Sentiment Analysis using Word2Vec and GloVe Embeddings

Word2Vec and Glove Embeddings for Natural Language Processing

8 min readSep 23, 2020

Word embedding is a language modelling technique to represent the words or phrases as vectors. The words are grouped together to get similar representation for words with similar meaning. The word embedding learns the relationship between the words to construct the representation. This is achieved by the various methods like co-occurrence matrix, probabilistic modelling, neural networks.

Word2Vec , GloVe are popular word embeddings. BERT is one of the latest word embedding.

Word embeddings are categorized into 2 types

Frequency based embeddings — Count vector, Co-occurrence vector, HashingVectorizer, TF-IDF

Pre-trained word embeddings — Word2Vec, GloVe, BERT, fastText

In this article we discuss about the Word2Vec and GloVe embeddings and their usage in problems for natural language processing

Pre-Trained Word Embeddings

Pre trained word embeddings use the Neural Networks to train the word embeddings and get the word vectors. The word vectors are obtained by context, co-occurrence of the words , semantic and syntactic similarity.

Word2Vec, Glove, ELMO, Fasttext and BERT are belong to this type of embeddings.

Word2Vec

Word2Vec uses shallow neural networks to learn the embeddings. It is one of the popular word embeddings. It was created by Tomas Mikolov, It has two variants namely CBOW and Skipgrams.

CBOW — Continuous bag of words

CBOW model guesses the next word with the context of the words. In turn it gets the vectors for the word that is guessed. Consider a sentence “The Boy rides Bike”. In CBOW the guessing is done for the Bike depending on the context “The Boy rides”. The vectors for the words “The”, “Boy”, “rides” are passed to a neural network and the vectors for the output are formed. This is compared to the vectors for the output and error is fed back. In turn vectors for the word Bike are created

This picture is taken from Creative Commons — “File:Cbow.png” by Moucrowap is licensed under CC BY-SA 4.0

This picture shows the model for CBOW. It has a shallow single hidden layer neural network. Input layer has the context words X1k — Xck . Each of the words is vector of dimension V. The hidden layer has N nodes. The output Yj is a vector of dimension V. The weights WXN and W|XN will be learnt in the training. The output vectors are learnt in the process of training.

In the picture above C context words are used.

Skip-Gram

Skip Gram model tries to achieve the reverse of the CBOW model. It takes the target word as input and it tries to get the C context words.

Skip Gram is good for the small dataset and if the data set is large it is good to use CBOW.

Glove (Glove: Global Vectors for Word Representation)

The main theme of Glove is to capture the meaning of a word embedding with overall structure of the entire corpus and to derive the relationship between them from global statistics. Most of the unsupervised algorithms are trained using the word frequency and co-occurrence counts of words. Similarly Glove also generates word embedding by training a model based on global co-occurrence counts of words , global statistics and uses mean squared error as the loss function. The generated word embedding with such a model preserves word relationships and similarities. A co-occurrence matrix for a given sentence tells us how often a given pair of words appear together. Each element in the matrix is the count of the pair of the words occurring together.

#### [Problem details]
Answer these from the article on Word2Vec and GloVe:
1. Who created Word2Vec?
2. Which Word2Vec variant does the article recommend for a large dataset?
3. What loss function does GloVe use?

#### [Material shown]

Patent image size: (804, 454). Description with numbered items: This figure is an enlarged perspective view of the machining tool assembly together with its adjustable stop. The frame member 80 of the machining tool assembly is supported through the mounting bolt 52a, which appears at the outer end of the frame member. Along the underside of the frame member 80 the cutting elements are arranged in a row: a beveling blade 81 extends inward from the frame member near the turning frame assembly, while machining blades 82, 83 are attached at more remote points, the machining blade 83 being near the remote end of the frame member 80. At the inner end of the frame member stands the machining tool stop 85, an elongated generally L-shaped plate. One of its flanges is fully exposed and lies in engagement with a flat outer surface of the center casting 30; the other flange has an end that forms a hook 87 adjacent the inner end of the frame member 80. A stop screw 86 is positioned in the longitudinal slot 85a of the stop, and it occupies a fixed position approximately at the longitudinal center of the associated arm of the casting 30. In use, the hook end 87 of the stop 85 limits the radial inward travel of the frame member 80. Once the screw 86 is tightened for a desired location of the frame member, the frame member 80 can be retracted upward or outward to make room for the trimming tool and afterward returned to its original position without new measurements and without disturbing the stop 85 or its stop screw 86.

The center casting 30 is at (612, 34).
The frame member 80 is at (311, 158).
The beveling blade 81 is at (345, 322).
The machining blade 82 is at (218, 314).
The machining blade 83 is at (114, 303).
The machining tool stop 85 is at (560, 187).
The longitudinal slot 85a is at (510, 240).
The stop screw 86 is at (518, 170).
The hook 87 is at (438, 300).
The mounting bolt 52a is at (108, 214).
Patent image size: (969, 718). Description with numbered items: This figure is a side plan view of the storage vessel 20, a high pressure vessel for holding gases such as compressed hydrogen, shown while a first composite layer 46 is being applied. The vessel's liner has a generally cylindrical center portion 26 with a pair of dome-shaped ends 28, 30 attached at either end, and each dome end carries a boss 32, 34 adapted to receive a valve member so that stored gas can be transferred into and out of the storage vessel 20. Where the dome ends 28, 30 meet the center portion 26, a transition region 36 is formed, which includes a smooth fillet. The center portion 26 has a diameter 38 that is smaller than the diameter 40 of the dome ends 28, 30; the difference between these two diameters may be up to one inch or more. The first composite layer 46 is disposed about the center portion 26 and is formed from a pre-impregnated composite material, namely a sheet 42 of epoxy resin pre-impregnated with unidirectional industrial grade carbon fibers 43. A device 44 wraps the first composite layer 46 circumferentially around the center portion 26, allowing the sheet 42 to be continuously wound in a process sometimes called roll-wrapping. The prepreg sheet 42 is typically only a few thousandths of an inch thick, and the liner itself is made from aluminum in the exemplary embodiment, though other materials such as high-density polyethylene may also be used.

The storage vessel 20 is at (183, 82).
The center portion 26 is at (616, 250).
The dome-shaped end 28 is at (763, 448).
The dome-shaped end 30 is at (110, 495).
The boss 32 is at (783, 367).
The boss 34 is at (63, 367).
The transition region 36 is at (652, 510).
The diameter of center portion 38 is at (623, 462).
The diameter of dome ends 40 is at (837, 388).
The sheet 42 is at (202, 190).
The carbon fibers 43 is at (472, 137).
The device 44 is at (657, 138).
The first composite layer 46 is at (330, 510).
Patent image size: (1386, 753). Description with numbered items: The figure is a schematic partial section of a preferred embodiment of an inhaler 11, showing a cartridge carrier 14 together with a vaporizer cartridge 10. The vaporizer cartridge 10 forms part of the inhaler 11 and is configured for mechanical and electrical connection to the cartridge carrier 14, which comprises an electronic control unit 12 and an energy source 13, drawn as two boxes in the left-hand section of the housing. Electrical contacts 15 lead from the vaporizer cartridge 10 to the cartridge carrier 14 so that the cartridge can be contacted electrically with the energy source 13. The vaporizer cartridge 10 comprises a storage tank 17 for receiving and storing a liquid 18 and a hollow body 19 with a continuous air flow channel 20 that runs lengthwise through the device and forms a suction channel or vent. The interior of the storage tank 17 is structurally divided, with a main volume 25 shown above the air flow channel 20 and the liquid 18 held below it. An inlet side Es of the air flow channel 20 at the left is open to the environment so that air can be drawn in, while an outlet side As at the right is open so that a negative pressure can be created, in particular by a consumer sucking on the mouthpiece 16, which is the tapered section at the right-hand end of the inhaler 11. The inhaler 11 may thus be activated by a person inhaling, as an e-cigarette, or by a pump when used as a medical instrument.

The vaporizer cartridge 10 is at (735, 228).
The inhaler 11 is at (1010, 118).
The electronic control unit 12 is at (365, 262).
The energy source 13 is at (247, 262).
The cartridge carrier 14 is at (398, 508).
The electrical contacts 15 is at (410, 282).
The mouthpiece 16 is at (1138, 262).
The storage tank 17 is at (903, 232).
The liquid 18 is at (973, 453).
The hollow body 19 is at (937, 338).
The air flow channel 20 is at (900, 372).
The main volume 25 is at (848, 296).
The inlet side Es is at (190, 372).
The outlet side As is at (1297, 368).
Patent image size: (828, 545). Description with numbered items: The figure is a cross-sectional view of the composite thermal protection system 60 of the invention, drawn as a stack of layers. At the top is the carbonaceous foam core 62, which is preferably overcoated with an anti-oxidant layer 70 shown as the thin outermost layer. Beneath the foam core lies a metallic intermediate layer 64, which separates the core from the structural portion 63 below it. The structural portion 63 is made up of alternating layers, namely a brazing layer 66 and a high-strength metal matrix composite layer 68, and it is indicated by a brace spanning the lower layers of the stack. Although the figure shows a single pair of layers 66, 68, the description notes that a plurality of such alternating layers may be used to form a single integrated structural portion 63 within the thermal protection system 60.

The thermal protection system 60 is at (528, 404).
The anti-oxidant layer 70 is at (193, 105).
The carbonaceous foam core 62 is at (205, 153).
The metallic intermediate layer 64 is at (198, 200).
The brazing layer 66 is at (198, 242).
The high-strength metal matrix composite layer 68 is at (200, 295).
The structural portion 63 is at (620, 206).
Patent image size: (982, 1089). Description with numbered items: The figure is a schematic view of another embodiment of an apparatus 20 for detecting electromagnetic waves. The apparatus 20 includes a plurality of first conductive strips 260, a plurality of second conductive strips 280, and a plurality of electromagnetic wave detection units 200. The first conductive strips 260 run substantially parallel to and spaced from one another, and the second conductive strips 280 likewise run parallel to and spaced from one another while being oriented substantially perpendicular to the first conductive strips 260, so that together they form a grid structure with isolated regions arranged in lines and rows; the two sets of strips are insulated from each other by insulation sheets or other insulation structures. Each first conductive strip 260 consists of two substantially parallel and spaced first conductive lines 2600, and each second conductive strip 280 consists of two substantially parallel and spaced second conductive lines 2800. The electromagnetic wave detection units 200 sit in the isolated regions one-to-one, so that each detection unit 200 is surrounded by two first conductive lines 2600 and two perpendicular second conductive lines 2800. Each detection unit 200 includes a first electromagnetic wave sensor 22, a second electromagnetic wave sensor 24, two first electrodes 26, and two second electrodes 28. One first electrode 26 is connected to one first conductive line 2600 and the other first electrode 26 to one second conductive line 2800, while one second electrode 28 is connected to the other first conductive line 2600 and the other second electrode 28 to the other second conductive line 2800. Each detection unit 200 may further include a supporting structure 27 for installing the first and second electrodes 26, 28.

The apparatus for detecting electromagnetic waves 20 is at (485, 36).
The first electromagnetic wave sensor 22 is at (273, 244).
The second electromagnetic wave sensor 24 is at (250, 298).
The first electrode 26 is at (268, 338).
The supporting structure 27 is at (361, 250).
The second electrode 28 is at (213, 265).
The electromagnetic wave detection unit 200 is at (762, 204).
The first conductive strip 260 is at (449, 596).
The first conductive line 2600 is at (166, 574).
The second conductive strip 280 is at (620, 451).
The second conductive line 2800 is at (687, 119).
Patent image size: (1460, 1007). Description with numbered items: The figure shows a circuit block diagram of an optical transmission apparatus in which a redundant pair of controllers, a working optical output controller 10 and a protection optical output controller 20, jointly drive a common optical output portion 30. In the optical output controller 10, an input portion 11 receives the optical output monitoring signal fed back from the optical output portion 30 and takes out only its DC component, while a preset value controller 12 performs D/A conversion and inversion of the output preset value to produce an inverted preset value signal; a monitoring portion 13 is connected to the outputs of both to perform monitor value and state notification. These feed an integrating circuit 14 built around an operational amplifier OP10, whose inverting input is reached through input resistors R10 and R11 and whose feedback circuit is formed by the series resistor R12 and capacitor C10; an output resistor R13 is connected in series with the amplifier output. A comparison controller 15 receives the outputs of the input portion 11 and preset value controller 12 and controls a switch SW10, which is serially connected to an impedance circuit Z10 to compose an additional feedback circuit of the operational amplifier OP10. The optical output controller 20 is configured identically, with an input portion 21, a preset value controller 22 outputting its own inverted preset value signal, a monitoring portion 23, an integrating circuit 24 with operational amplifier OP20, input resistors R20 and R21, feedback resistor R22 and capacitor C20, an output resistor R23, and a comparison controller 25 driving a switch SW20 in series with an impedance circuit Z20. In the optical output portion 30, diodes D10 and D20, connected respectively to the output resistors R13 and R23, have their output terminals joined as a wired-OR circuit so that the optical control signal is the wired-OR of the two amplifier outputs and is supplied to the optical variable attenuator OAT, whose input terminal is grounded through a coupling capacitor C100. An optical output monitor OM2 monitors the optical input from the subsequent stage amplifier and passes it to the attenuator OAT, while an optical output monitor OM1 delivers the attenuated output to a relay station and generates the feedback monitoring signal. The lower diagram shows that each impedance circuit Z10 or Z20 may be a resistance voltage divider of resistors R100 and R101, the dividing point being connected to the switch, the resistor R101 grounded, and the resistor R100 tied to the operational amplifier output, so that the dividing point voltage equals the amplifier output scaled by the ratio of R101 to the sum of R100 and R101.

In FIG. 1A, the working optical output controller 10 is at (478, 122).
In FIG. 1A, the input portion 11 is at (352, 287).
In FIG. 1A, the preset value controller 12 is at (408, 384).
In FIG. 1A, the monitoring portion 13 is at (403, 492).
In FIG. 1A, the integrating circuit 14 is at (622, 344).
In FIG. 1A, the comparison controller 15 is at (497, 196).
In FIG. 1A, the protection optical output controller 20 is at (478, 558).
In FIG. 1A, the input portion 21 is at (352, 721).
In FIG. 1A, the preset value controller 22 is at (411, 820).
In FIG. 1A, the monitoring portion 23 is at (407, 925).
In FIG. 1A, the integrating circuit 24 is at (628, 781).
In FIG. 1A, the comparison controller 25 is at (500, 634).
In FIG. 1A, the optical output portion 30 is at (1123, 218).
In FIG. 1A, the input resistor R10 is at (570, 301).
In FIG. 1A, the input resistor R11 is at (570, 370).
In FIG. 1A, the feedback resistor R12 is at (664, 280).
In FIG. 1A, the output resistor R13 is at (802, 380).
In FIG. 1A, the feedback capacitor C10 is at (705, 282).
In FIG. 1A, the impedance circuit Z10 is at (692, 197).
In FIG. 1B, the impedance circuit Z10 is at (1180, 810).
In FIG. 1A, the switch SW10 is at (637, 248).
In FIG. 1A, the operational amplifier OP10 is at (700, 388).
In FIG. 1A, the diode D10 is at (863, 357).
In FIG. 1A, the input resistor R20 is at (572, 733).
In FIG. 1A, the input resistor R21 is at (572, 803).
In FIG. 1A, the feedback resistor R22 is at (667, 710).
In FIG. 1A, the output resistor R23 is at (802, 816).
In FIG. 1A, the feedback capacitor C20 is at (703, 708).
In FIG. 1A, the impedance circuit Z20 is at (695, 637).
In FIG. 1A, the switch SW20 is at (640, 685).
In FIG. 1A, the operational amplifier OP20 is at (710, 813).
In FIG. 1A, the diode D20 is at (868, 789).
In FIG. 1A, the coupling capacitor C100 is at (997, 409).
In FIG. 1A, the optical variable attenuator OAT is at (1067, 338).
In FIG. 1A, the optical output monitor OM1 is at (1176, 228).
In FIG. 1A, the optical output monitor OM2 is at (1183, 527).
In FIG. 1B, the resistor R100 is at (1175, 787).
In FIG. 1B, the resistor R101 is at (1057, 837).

#### [Task output]
1. Tomas Mikolov
2. CBOW
3. Mean squared error